Challenge a:
In the listing, switch "bounding box" to "enclosing box" in the part that opens with the line containing "Output 17 of" and runs through the end of the listing, and give that part back otherwise unchanged. Please leave the pictures out of your answer.

3

I'm very new to using git, and previously haven't really tried to "organize" any projects I've worked on. I just recently purchased a development server for personal use, however, and I wanted to start organizing all my projects and using version control.

I've spent the past 8 hours researching different recommended methods for organizing files in a project, and I realize that it's a very subjective matter. However I've developed a system that I think will work for just about any cause for me and I have one very objective question in regards to how to accomplish a certain task with the directory structure.

Presently I'm looking into a structure akin to the following:

src/ - All deliverables in an uncompiled form (PHP files, c source files, etc)
data/ - Crucial but unrelated data (SQL databases, etc.)
lib/ - Dependencies -- THIS IS WHERE MY QUESTION LIES
docs/ - Documentation
build/ - Scripts to aide in the build process
test/ - Unit tests
res/ - Not version controlled. Contains PSD files and non-diff-able stuff
.gitignore
README
output.zip - Ready-to-install finished product (just unzip and go)

Challenge b:
Name every directory listed in the proposed structure in the post about organizing git projects.

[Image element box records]

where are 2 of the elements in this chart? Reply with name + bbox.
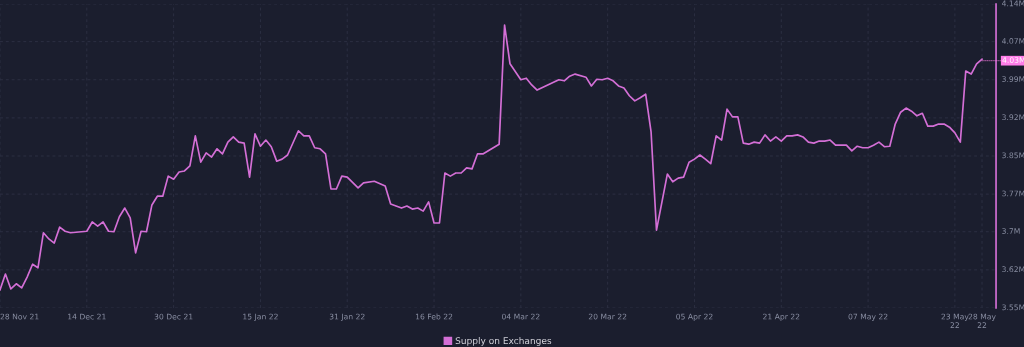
legend-label: Supply on Exchanges (455, 337, 552, 346)
line-series (0, 24, 983, 291)
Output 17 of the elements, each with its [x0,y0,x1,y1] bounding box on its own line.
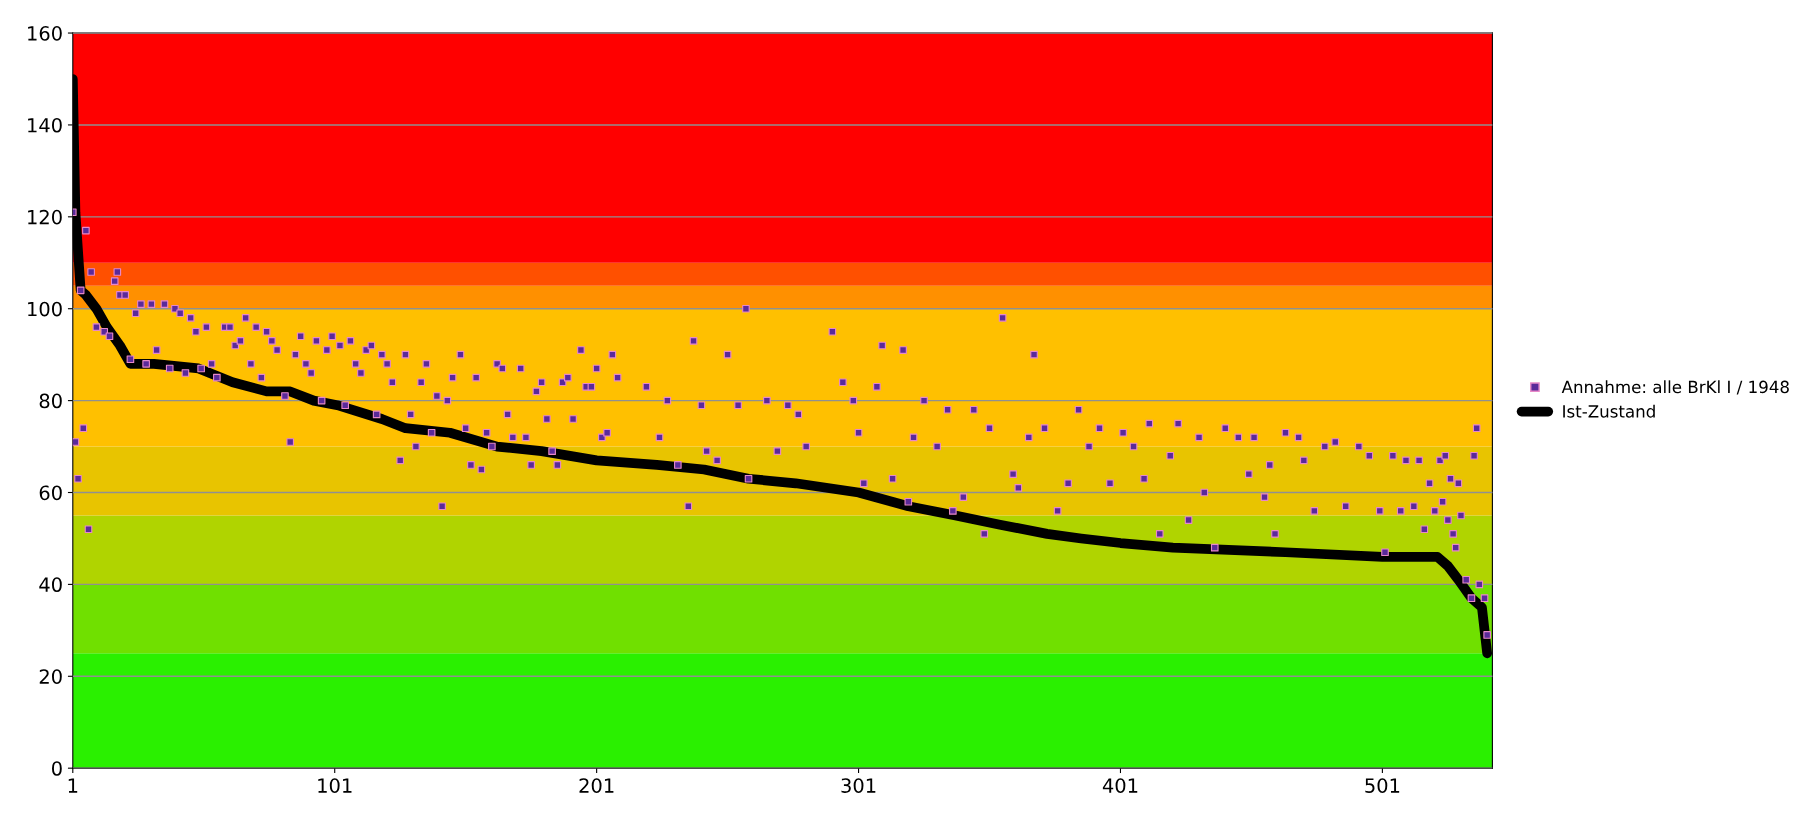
y-tick-label: 60 [39,485,62,501]
x-tick-label: 401 [1102,778,1138,793]
y-tick-label: 140 [28,117,62,133]
x-tick-label: 201 [579,778,614,793]
y-tick-label: 20 [39,669,62,684]
x-tick-label: 501 [1365,778,1400,793]
y-tick-label: 80 [39,393,62,409]
y-tick-label: 160 [28,26,62,41]
x-tick-label: 1 [68,778,78,793]
y-tick-label: 0 [51,761,62,776]
y-tick-label: 100 [28,301,62,317]
legend-label: Ist-Zustand [1563,404,1655,418]
x-tick-label: 101 [318,778,352,793]
legend-label: Annahme: alle BrKl I / 1948 [1561,380,1789,395]
x-tick-label: 301 [841,778,876,793]
y-tick-label: 120 [28,209,62,225]
y-tick-label: 40 [39,577,62,593]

Full output a:
Output 17 of the elements, each with its [x0,y0,x1,y1] enclosing box on its own line.
y-tick-label: 60 [39,485,62,501]
x-tick-label: 401 [1102,778,1138,793]
y-tick-label: 140 [28,117,62,133]
x-tick-label: 201 [579,778,614,793]
y-tick-label: 20 [39,669,62,684]
x-tick-label: 501 [1365,778,1400,793]
y-tick-label: 80 [39,393,62,409]
y-tick-label: 160 [28,26,62,41]
x-tick-label: 1 [68,778,78,793]
y-tick-label: 0 [51,761,62,776]
y-tick-label: 100 [28,301,62,317]
legend-label: Ist-Zustand [1563,404,1655,418]
x-tick-label: 101 [318,778,352,793]
legend-label: Annahme: alle BrKl I / 1948 [1561,380,1789,395]
x-tick-label: 301 [841,778,876,793]
y-tick-label: 120 [28,209,62,225]
y-tick-label: 40 [39,577,62,593]

Full output b:
src/, data/, lib/, docs/, build/, test/, res/